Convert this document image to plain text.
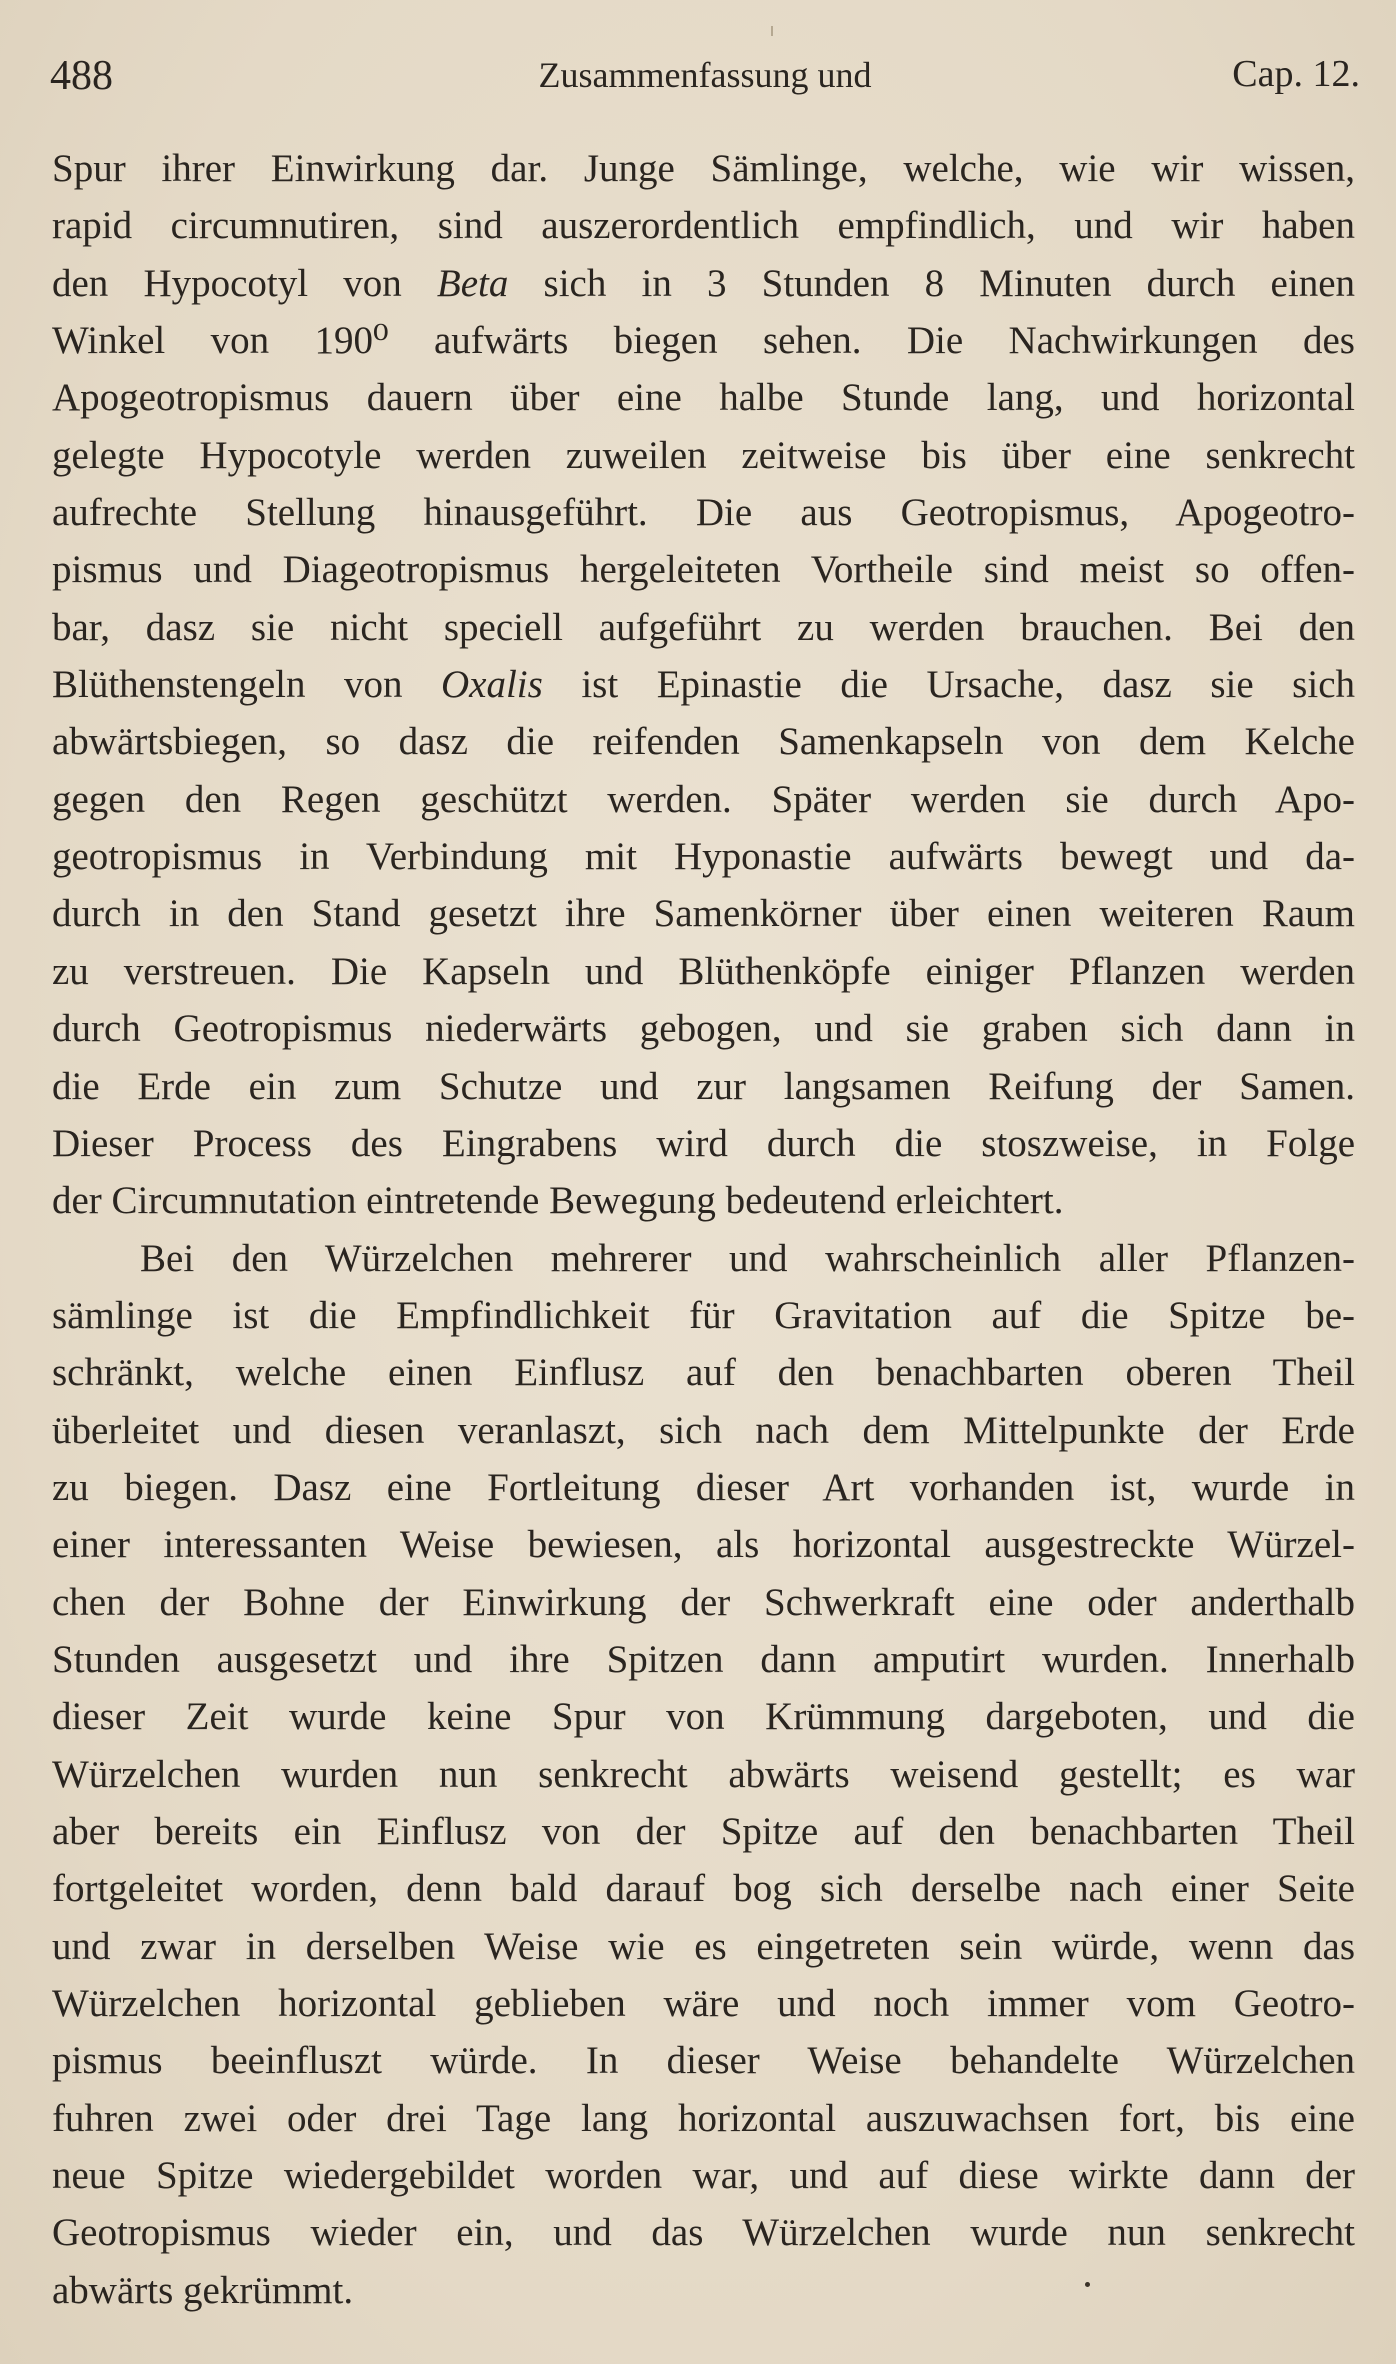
488	Zusammenfassung und	Cap. 12.
Spur ihrer Einwirkung dar. Junge Sämlinge, welche, wie wir wissen,
rapid circumnutiren, sind auszerordentlich empfindlich, und wir haben
den Hypocotyl von Beta sich in 3 Stunden 8 Minuten durch einen
Winkel von 190⁰ aufwärts biegen sehen. Die Nachwirkungen des
Apogeotropismus dauern über eine halbe Stunde lang, und horizontal
gelegte Hypocotyle werden zuweilen zeitweise bis über eine senkrecht
aufrechte Stellung hinausgeführt. Die aus Geotropismus, Apogeotro-
pismus und Diageotropismus hergeleiteten Vortheile sind meist so offen-
bar, dasz sie nicht speciell aufgeführt zu werden brauchen. Bei den
Blüthenstengeln von Oxalis ist Epinastie die Ursache, dasz sie sich
abwärtsbiegen, so dasz die reifenden Samenkapseln von dem Kelche
gegen den Regen geschützt werden. Später werden sie durch Apo-
geotropismus in Verbindung mit Hyponastie aufwärts bewegt und da-
durch in den Stand gesetzt ihre Samenkörner über einen weiteren Raum
zu verstreuen. Die Kapseln und Blüthenköpfe einiger Pflanzen werden
durch Geotropismus niederwärts gebogen, und sie graben sich dann in
die Erde ein zum Schutze und zur langsamen Reifung der Samen.
Dieser Process des Eingrabens wird durch die stoszweise, in Folge
der Circumnutation eintretende Bewegung bedeutend erleichtert.
Bei den Würzelchen mehrerer und wahrscheinlich aller Pflanzen-
sämlinge ist die Empfindlichkeit für Gravitation auf die Spitze be-
schränkt, welche einen Einflusz auf den benachbarten oberen Theil
überleitet und diesen veranlaszt, sich nach dem Mittelpunkte der Erde
zu biegen. Dasz eine Fortleitung dieser Art vorhanden ist, wurde in
einer interessanten Weise bewiesen, als horizontal ausgestreckte Würzel-
chen der Bohne der Einwirkung der Schwerkraft eine oder anderthalb
Stunden ausgesetzt und ihre Spitzen dann amputirt wurden. Innerhalb
dieser Zeit wurde keine Spur von Krümmung dargeboten, und die
Würzelchen wurden nun senkrecht abwärts weisend gestellt; es war
aber bereits ein Einflusz von der Spitze auf den benachbarten Theil
fortgeleitet worden, denn bald darauf bog sich derselbe nach einer Seite
und zwar in derselben Weise wie es eingetreten sein würde, wenn das
Würzelchen horizontal geblieben wäre und noch immer vom Geotro-
pismus beeinfluszt würde. In dieser Weise behandelte Würzelchen
fuhren zwei oder drei Tage lang horizontal auszuwachsen fort, bis eine
neue Spitze wiedergebildet worden war, und auf diese wirkte dann der
Geotropismus wieder ein, und das Würzelchen wurde nun senkrecht
abwärts gekrümmt.
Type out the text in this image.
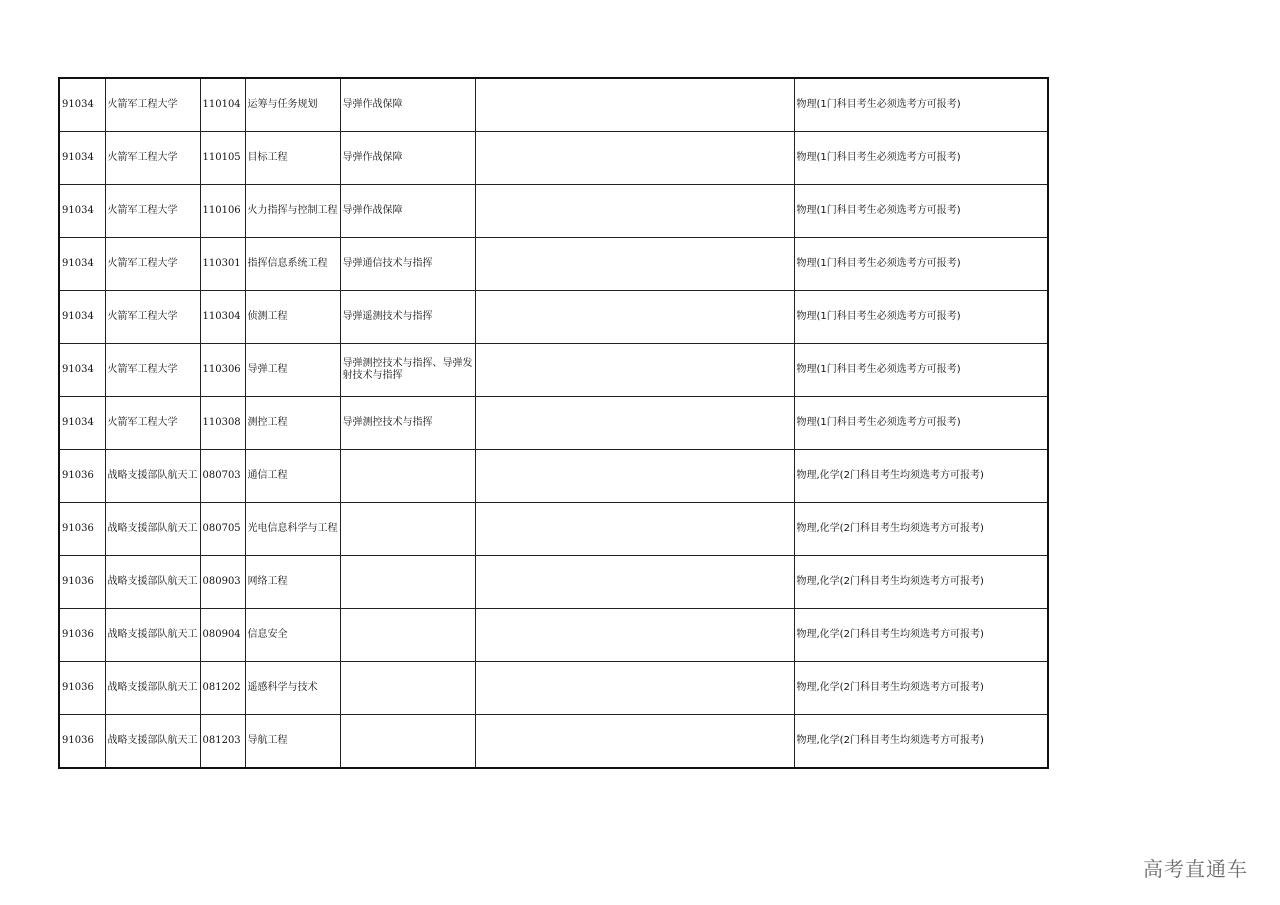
91034	火箭军工程大学	110104	运筹与任务规划	导弹作战保障		物理(1门科目考生必须选考方可报考)
91034	火箭军工程大学	110105	目标工程	导弹作战保障		物理(1门科目考生必须选考方可报考)
91034	火箭军工程大学	110106	火力指挥与控制工程	导弹作战保障		物理(1门科目考生必须选考方可报考)
91034	火箭军工程大学	110301	指挥信息系统工程	导弹通信技术与指挥		物理(1门科目考生必须选考方可报考)
91034	火箭军工程大学	110304	侦测工程	导弹遥测技术与指挥		物理(1门科目考生必须选考方可报考)
91034	火箭军工程大学	110306	导弹工程	导弹测控技术与指挥、导弹发射技术与指挥		物理(1门科目考生必须选考方可报考)
91034	火箭军工程大学	110308	测控工程	导弹测控技术与指挥		物理(1门科目考生必须选考方可报考)
91036	战略支援部队航天工	080703	通信工程			物理,化学(2门科目考生均须选考方可报考)
91036	战略支援部队航天工	080705	光电信息科学与工程			物理,化学(2门科目考生均须选考方可报考)
91036	战略支援部队航天工	080903	网络工程			物理,化学(2门科目考生均须选考方可报考)
91036	战略支援部队航天工	080904	信息安全			物理,化学(2门科目考生均须选考方可报考)
91036	战略支援部队航天工	081202	遥感科学与技术			物理,化学(2门科目考生均须选考方可报考)
91036	战略支援部队航天工	081203	导航工程			物理,化学(2门科目考生均须选考方可报考)
高考直通车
────────────────
◆ Required work:
Using the material above, set down every line exactly, but skip the pictures.

◆ Exercise response:
Convert this document image to plain text.
488	Zusammenfassung und	Cap. 12.
Spur ihrer Einwirkung dar. Junge Sämlinge, welche, wie wir wissen,
rapid circumnutiren, sind auszerordentlich empfindlich, und wir haben
den Hypocotyl von Beta sich in 3 Stunden 8 Minuten durch einen
Winkel von 190⁰ aufwärts biegen sehen. Die Nachwirkungen des
Apogeotropismus dauern über eine halbe Stunde lang, und horizontal
gelegte Hypocotyle werden zuweilen zeitweise bis über eine senkrecht
aufrechte Stellung hinausgeführt. Die aus Geotropismus, Apogeotro-
pismus und Diageotropismus hergeleiteten Vortheile sind meist so offen-
bar, dasz sie nicht speciell aufgeführt zu werden brauchen. Bei den
Blüthenstengeln von Oxalis ist Epinastie die Ursache, dasz sie sich
abwärtsbiegen, so dasz die reifenden Samenkapseln von dem Kelche
gegen den Regen geschützt werden. Später werden sie durch Apo-
geotropismus in Verbindung mit Hyponastie aufwärts bewegt und da-
durch in den Stand gesetzt ihre Samenkörner über einen weiteren Raum
zu verstreuen. Die Kapseln und Blüthenköpfe einiger Pflanzen werden
durch Geotropismus niederwärts gebogen, und sie graben sich dann in
die Erde ein zum Schutze und zur langsamen Reifung der Samen.
Dieser Process des Eingrabens wird durch die stoszweise, in Folge
der Circumnutation eintretende Bewegung bedeutend erleichtert.
Bei den Würzelchen mehrerer und wahrscheinlich aller Pflanzen-
sämlinge ist die Empfindlichkeit für Gravitation auf die Spitze be-
schränkt, welche einen Einflusz auf den benachbarten oberen Theil
überleitet und diesen veranlaszt, sich nach dem Mittelpunkte der Erde
zu biegen. Dasz eine Fortleitung dieser Art vorhanden ist, wurde in
einer interessanten Weise bewiesen, als horizontal ausgestreckte Würzel-
chen der Bohne der Einwirkung der Schwerkraft eine oder anderthalb
Stunden ausgesetzt und ihre Spitzen dann amputirt wurden. Innerhalb
dieser Zeit wurde keine Spur von Krümmung dargeboten, und die
Würzelchen wurden nun senkrecht abwärts weisend gestellt; es war
aber bereits ein Einflusz von der Spitze auf den benachbarten Theil
fortgeleitet worden, denn bald darauf bog sich derselbe nach einer Seite
und zwar in derselben Weise wie es eingetreten sein würde, wenn das
Würzelchen horizontal geblieben wäre und noch immer vom Geotro-
pismus beeinfluszt würde. In dieser Weise behandelte Würzelchen
fuhren zwei oder drei Tage lang horizontal auszuwachsen fort, bis eine
neue Spitze wiedergebildet worden war, und auf diese wirkte dann der
Geotropismus wieder ein, und das Würzelchen wurde nun senkrecht
abwärts gekrümmt.
Type out the text in this image.
91034	火箭军工程大学	110104	运筹与任务规划	导弹作战保障		物理(1门科目考生必须选考方可报考)
91034	火箭军工程大学	110105	目标工程	导弹作战保障		物理(1门科目考生必须选考方可报考)
91034	火箭军工程大学	110106	火力指挥与控制工程	导弹作战保障		物理(1门科目考生必须选考方可报考)
91034	火箭军工程大学	110301	指挥信息系统工程	导弹通信技术与指挥		物理(1门科目考生必须选考方可报考)
91034	火箭军工程大学	110304	侦测工程	导弹遥测技术与指挥		物理(1门科目考生必须选考方可报考)
91034	火箭军工程大学	110306	导弹工程	导弹测控技术与指挥、导弹发射技术与指挥		物理(1门科目考生必须选考方可报考)
91034	火箭军工程大学	110308	测控工程	导弹测控技术与指挥		物理(1门科目考生必须选考方可报考)
91036	战略支援部队航天工	080703	通信工程			物理,化学(2门科目考生均须选考方可报考)
91036	战略支援部队航天工	080705	光电信息科学与工程			物理,化学(2门科目考生均须选考方可报考)
91036	战略支援部队航天工	080903	网络工程			物理,化学(2门科目考生均须选考方可报考)
91036	战略支援部队航天工	080904	信息安全			物理,化学(2门科目考生均须选考方可报考)
91036	战略支援部队航天工	081202	遥感科学与技术			物理,化学(2门科目考生均须选考方可报考)
91036	战略支援部队航天工	081203	导航工程			物理,化学(2门科目考生均须选考方可报考)
高考直通车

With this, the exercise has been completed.